__PROBLEM DETAILS__:
Wherever a line holds the string "actúa", copy that line.

[Items from a data source]
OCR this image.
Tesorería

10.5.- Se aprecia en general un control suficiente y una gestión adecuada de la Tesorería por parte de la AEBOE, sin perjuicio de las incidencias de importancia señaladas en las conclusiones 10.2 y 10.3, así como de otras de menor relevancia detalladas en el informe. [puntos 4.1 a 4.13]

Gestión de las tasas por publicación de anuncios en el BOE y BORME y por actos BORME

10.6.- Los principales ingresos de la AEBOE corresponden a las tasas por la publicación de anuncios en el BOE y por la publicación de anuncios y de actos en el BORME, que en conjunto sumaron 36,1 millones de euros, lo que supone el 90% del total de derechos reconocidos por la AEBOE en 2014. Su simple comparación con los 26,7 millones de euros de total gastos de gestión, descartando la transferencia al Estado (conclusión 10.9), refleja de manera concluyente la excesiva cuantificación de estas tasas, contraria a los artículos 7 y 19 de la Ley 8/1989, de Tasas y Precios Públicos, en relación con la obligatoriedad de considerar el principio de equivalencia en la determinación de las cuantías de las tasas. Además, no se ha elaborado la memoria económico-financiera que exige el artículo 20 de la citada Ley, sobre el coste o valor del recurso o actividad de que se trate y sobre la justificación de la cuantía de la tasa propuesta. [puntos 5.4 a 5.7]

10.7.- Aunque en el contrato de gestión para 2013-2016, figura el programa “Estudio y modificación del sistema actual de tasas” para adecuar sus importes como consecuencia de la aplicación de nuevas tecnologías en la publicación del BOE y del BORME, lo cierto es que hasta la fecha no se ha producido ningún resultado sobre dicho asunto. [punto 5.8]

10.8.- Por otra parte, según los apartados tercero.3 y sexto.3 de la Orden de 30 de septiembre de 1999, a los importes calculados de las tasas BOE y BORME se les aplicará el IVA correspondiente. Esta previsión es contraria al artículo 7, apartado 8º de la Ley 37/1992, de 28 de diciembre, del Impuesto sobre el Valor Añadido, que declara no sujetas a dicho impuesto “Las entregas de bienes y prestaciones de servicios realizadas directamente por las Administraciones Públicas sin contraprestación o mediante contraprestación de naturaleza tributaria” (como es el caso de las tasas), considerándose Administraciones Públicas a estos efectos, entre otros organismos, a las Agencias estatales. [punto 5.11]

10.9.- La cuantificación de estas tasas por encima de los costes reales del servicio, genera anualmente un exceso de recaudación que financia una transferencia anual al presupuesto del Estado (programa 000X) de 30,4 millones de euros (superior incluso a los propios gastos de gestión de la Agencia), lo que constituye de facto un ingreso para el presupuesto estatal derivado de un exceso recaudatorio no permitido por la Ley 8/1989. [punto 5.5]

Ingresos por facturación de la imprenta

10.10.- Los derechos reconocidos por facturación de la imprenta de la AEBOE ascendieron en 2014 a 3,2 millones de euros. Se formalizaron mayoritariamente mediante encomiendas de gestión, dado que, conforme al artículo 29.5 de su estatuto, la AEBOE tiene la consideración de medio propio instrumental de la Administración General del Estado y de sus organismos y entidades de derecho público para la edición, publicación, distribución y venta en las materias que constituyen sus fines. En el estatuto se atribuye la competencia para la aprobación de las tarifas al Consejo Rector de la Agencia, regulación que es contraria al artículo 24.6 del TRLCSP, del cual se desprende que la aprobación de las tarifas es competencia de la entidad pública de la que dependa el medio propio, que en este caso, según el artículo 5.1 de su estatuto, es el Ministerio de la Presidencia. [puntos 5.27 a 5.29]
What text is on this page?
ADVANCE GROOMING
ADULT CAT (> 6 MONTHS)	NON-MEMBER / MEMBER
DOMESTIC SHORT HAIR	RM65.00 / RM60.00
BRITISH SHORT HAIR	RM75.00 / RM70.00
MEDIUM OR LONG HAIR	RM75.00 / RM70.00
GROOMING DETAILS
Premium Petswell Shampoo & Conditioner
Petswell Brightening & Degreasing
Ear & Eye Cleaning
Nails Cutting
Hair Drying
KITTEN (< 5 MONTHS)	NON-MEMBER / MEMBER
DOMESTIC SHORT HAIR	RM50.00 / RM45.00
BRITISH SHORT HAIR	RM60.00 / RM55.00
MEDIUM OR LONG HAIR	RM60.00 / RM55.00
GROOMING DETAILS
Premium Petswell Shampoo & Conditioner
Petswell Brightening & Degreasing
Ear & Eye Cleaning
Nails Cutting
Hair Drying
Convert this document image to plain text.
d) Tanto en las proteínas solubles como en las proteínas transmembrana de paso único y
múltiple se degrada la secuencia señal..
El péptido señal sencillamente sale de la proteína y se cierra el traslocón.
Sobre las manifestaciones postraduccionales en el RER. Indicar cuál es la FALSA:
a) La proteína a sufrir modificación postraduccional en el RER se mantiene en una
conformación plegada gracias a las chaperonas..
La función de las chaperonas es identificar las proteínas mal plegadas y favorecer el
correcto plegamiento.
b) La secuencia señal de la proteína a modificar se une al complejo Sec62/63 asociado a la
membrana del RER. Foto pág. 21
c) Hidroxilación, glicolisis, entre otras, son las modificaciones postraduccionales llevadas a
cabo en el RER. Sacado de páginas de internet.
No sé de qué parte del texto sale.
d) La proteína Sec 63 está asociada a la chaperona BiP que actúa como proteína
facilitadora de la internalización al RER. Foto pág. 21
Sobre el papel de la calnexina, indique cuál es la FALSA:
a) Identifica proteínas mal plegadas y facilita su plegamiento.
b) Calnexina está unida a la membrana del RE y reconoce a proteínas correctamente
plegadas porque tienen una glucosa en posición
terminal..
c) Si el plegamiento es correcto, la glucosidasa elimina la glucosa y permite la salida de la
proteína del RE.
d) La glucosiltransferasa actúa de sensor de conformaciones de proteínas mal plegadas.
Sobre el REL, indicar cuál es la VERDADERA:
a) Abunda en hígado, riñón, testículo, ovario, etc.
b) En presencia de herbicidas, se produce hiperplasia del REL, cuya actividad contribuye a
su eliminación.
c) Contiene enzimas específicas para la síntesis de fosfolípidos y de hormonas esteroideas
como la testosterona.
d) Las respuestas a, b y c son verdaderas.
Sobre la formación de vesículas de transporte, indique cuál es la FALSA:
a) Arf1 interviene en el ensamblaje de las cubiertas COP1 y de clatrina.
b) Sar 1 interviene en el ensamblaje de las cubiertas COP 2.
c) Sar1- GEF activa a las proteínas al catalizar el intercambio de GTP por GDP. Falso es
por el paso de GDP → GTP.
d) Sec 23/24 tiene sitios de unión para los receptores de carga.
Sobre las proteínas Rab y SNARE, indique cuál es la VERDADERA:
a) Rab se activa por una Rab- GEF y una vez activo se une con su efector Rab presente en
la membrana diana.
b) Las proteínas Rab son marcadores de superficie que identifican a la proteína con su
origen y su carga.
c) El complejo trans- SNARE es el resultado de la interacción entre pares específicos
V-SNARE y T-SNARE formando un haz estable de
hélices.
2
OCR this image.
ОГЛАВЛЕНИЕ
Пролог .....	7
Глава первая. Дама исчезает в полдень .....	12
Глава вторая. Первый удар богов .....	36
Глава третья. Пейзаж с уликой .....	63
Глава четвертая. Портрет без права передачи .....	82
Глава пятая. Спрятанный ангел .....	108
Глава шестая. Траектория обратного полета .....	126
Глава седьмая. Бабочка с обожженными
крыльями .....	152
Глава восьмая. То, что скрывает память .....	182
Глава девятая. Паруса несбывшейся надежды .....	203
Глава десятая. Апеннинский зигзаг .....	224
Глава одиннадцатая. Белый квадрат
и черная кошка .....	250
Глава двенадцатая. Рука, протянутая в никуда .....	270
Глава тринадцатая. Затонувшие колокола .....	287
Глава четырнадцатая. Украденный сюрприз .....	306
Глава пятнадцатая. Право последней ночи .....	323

__EXERCISE ANSWER__:
d) La proteína Sec 63 está asociada a la chaperona BiP que actúa como proteína
d) La glucosiltransferasa actúa de sensor de conformaciones de proteínas mal plegadas.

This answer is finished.